** Extract to read **
Plagiarism in the code will result in failing. If you use code from the
internet, cite it by adding the source of the code as a comment in the first line of the code cell.
- In real life clients can give unclear goals or requirements. So, if the instructions seem vague, use common sense to make reasonable assumptions.

# Task 1: [Where's Waldo?](https://www.wikihow.com/Find-Waldo) (35 points)

## Fingerprinting
Browser fingerprinting is a technique used to identify and track individuals based on unique characteristics of their web browser configuration. These characteristics can include the browser type, version, installed plugins, and screen resolution, among others. By combining these attributes, websites can create a digital fingerprint that can be used to track user behavior across multiple sites, even if they clear their cookies or use different devices. This has raised concerns about privacy and the potential for this technology to be used for targeted advertising, surveillance, and other purposes.

[Read more]([Fingerprinting](https://datadome.co/learning-center/browser-fingerprinting-techniques/))

##  What you need to do
For this task, you are required to build a fully connect feed-forward ANN model
for a classification problem.

For the given data, you need do proper data preprocessing, data analysis,
design the ANN model, then fine-tune your model architecture.

For evaluating your model, do $ 80/20 $ train test split.

** Supplied entries **
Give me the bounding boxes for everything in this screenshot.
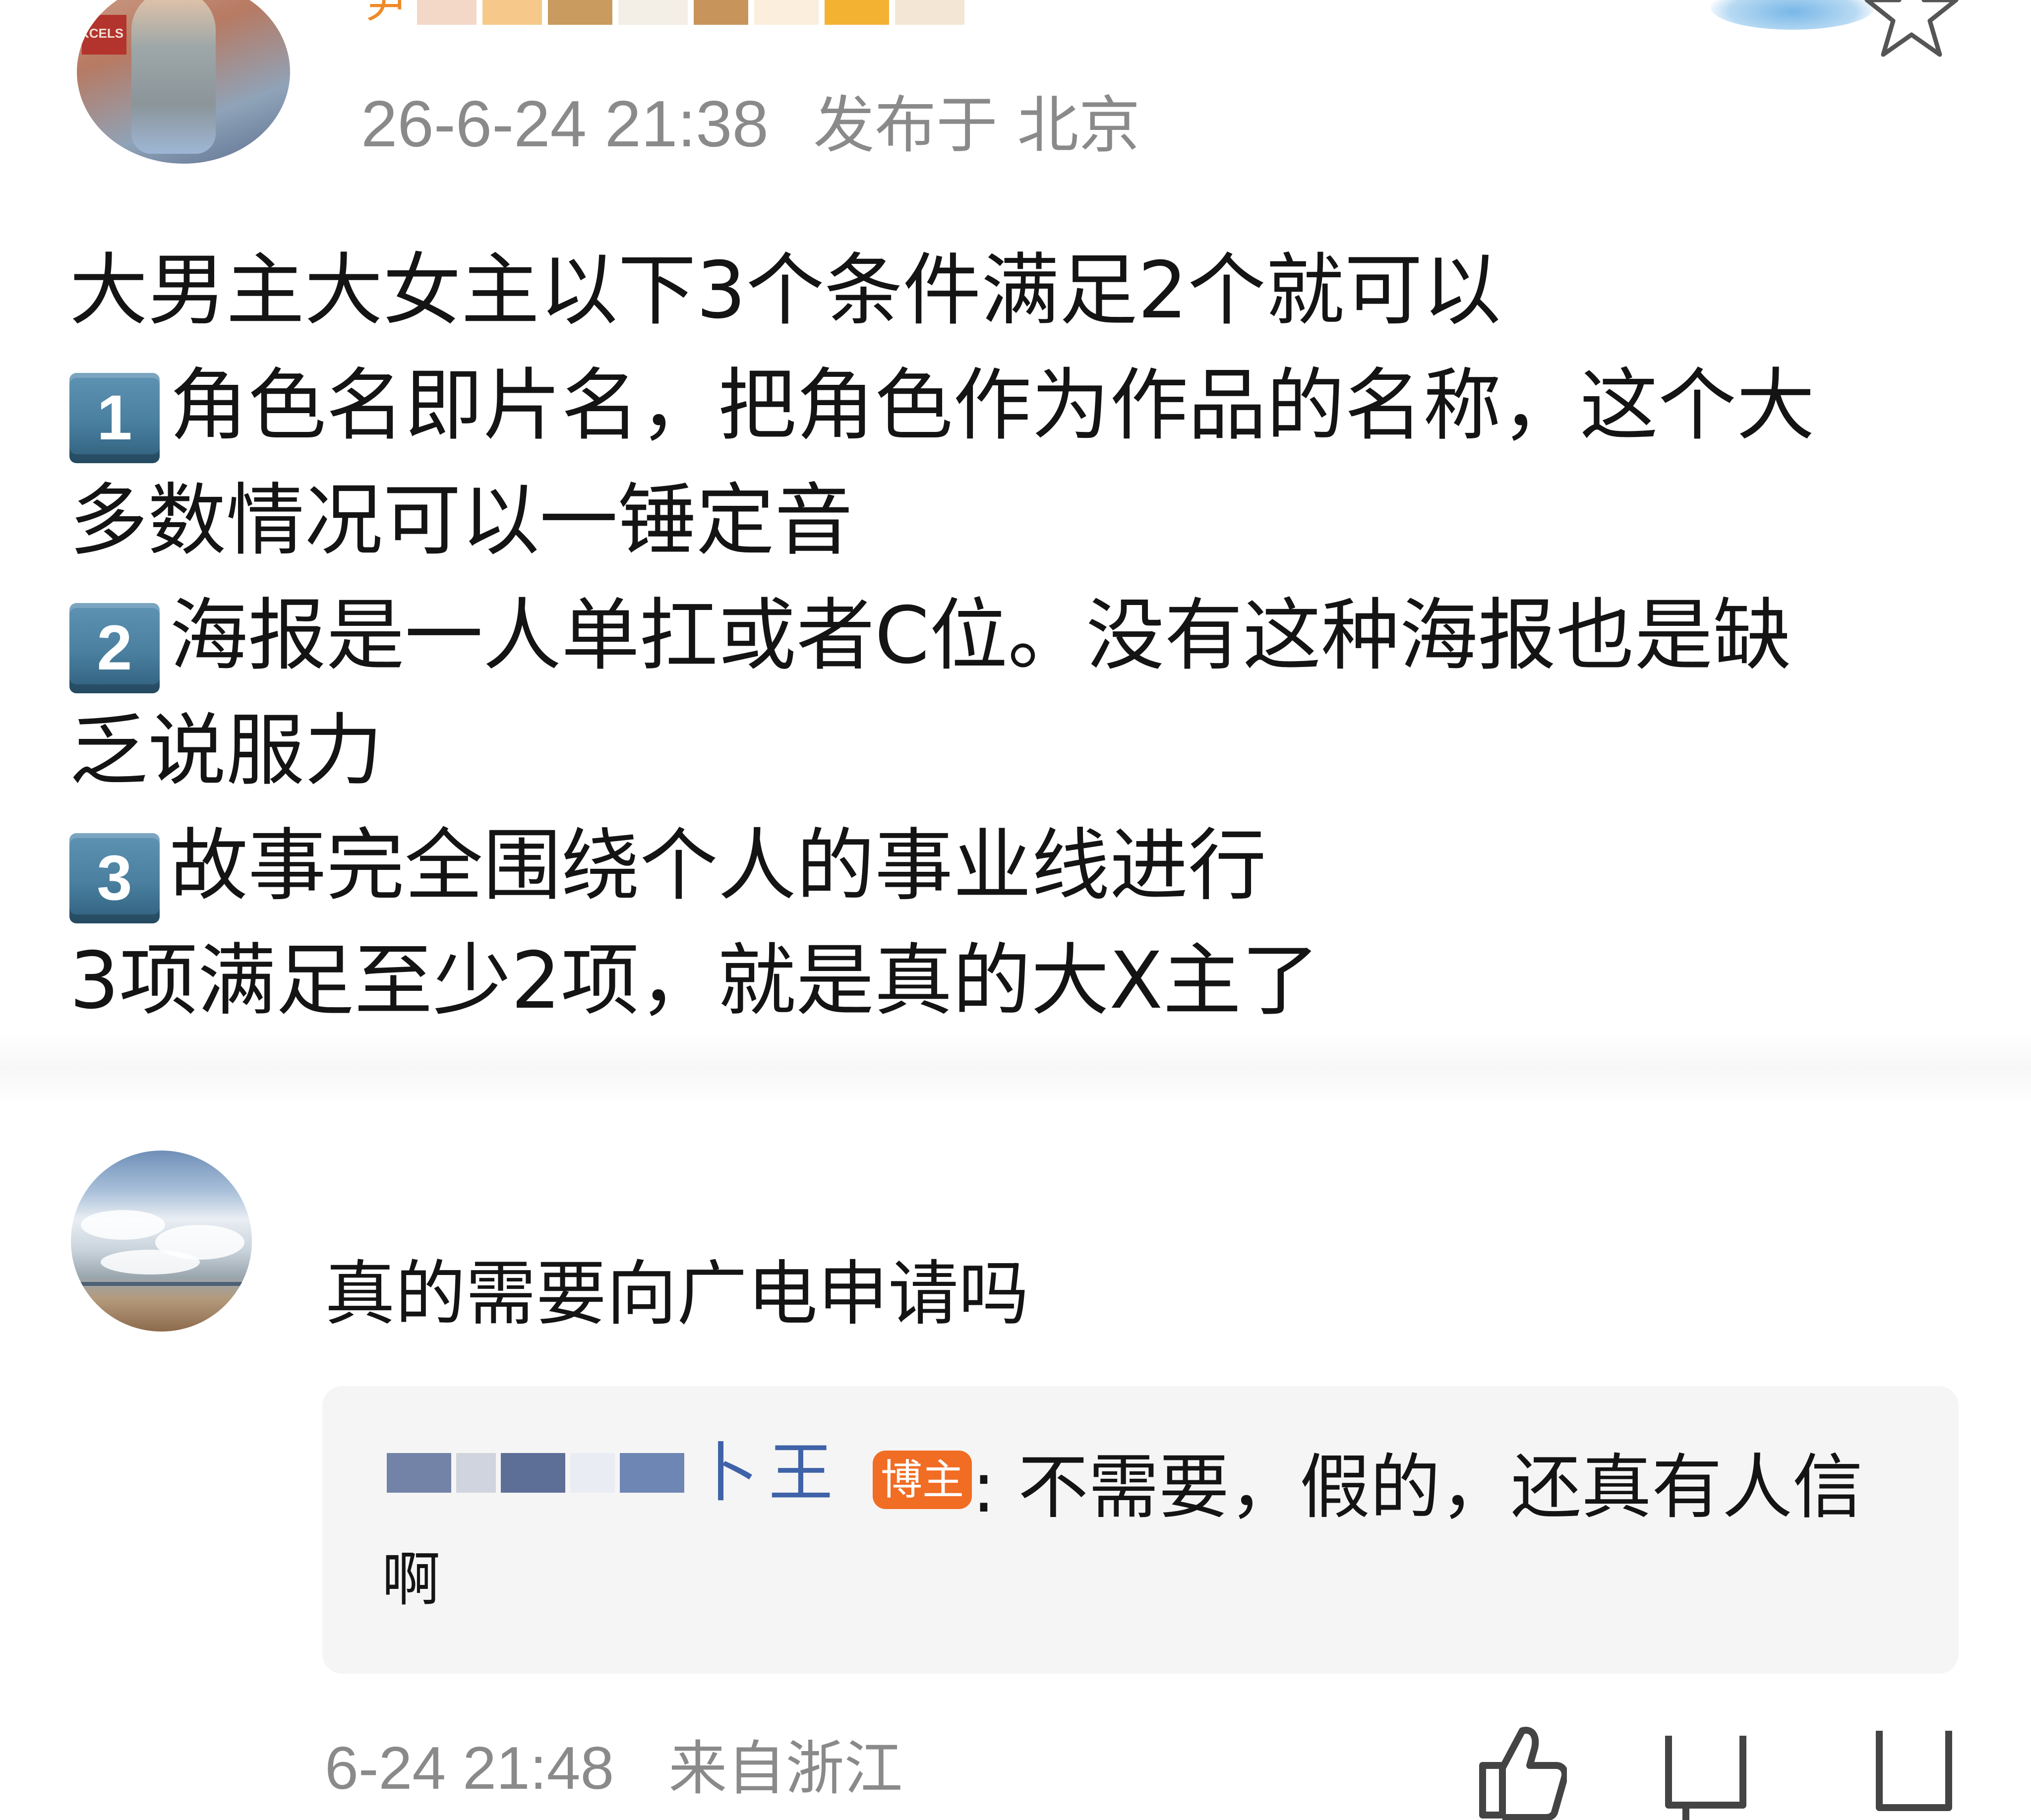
post-line: 大男主大女主以下3个条件满足2个就可以	[69, 233, 1978, 348]
comment-icon[interactable]	[1656, 1721, 1755, 1820]
post-line-text: 乏说服力	[69, 705, 383, 796]
section-divider	[0, 1031, 2031, 1106]
keycap-two-icon: 2	[69, 603, 160, 693]
keycap-three-icon: 3	[69, 833, 160, 923]
post-line-text: 角色名即片名，把角色作为作品的名称，这个大	[170, 360, 1815, 451]
commenter-avatar[interactable]	[71, 1151, 252, 1332]
post-line-text: 海报是一人单扛或者C位。没有这种海报也是缺	[170, 590, 1792, 681]
reply-author-blur	[501, 1453, 565, 1493]
post-line: 多数情况可以一锤定音	[69, 463, 1978, 578]
post-line-text: 多数情况可以一锤定音	[69, 475, 853, 566]
reply-text-continuation: 啊	[382, 1545, 441, 1614]
avatar-sign-text: KCELS	[80, 26, 124, 41]
reply-text: : 不需要，假的，还真有人信	[972, 1447, 1863, 1528]
reply-author-blur	[570, 1453, 615, 1493]
post-line: 乏说服力	[69, 693, 1978, 808]
reply-author[interactable]: 卜 王	[387, 1441, 838, 1505]
comment-meta: 6-24 21:48 来自浙江	[325, 1731, 902, 1806]
avatar-horizon	[71, 1282, 252, 1286]
avatar-cloud	[101, 1250, 200, 1274]
post-timestamp: 26-6-24 21:38	[361, 87, 769, 160]
reply-author-visible-glyph: 王	[769, 1435, 834, 1511]
post-location: 发布于 北京	[813, 90, 1140, 161]
author-name-blur	[754, 0, 819, 25]
star-icon[interactable]	[1864, 0, 1959, 64]
reply-box[interactable]: 卜 王 博主 : 不需要，假的，还真有人信 啊	[322, 1386, 1959, 1674]
author-name[interactable]: 尹	[364, 0, 970, 30]
comment-text: 真的需要向广电申请吗	[325, 1253, 1029, 1335]
avatar-cloud	[81, 1210, 165, 1240]
decorative-badge	[1711, 0, 1874, 30]
post-line-text: 大男主大女主以下3个条件满足2个就可以	[69, 245, 1501, 336]
post-line: 3项满足至少2项，就是真的大X主了	[69, 923, 1978, 1038]
comment-location: 来自浙江	[668, 1734, 903, 1803]
blogger-badge: 博主	[873, 1451, 972, 1509]
reply-author-visible-glyph: 卜	[694, 1435, 759, 1511]
post-meta: 26-6-24 21:38 发布于 北京	[361, 84, 1140, 165]
avatar-figure	[131, 0, 216, 154]
comment-timestamp: 6-24 21:48	[325, 1734, 614, 1802]
post-body: 大男主大女主以下3个条件满足2个就可以 1 角色名即片名，把角色作为作品的名称，这…	[69, 233, 1978, 1038]
author-avatar[interactable]: KCELS	[77, 0, 290, 164]
author-name-blur	[895, 0, 965, 25]
author-name-blur	[694, 0, 749, 25]
share-icon[interactable]	[1864, 1721, 1964, 1820]
post-line: 3 故事完全围绕个人的事业线进行	[69, 808, 1978, 923]
post-line: 1 角色名即片名，把角色作为作品的名称，这个大	[69, 348, 1978, 463]
reply-author-blur	[620, 1453, 684, 1493]
author-name-visible-glyph: 尹	[364, 0, 409, 27]
author-name-blur	[417, 0, 477, 25]
reply-author-blur	[456, 1453, 496, 1493]
keycap-one-icon: 1	[69, 373, 160, 463]
post-line-text: 3项满足至少2项，就是真的大X主了	[69, 935, 1320, 1027]
reply-author-blur	[387, 1453, 451, 1493]
author-name-blur	[482, 0, 542, 25]
post-line-text: 故事完全围绕个人的事业线进行	[170, 820, 1266, 911]
author-name-blur	[618, 0, 688, 25]
thumbs-up-icon[interactable]	[1468, 1721, 1567, 1820]
post-line: 2 海报是一人单扛或者C位。没有这种海报也是缺	[69, 578, 1978, 693]
author-name-blur	[825, 0, 890, 25]
author-name-blur	[548, 0, 613, 25]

** Exercise requirements **
Rewrite the part of the assignment text starting at "- In real life" and ending at "and other purposes.", using "online services" in place of "websites".

** Finished task **
- In real life clients can give unclear goals or requirements. So, if the instructions seem vague, use common sense to make reasonable assumptions.

# Task 1: [Where's Waldo?](https://www.wikihow.com/Find-Waldo) (35 points)

## Fingerprinting
Browser fingerprinting is a technique used to identify and track individuals based on unique characteristics of their web browser configuration. These characteristics can include the browser type, version, installed plugins, and screen resolution, among others. By combining these attributes, online services can create a digital fingerprint that can be used to track user behavior across multiple sites, even if they clear their cookies or use different devices. This has raised concerns about privacy and the potential for this technology to be used for targeted advertising, surveillance, and other purposes.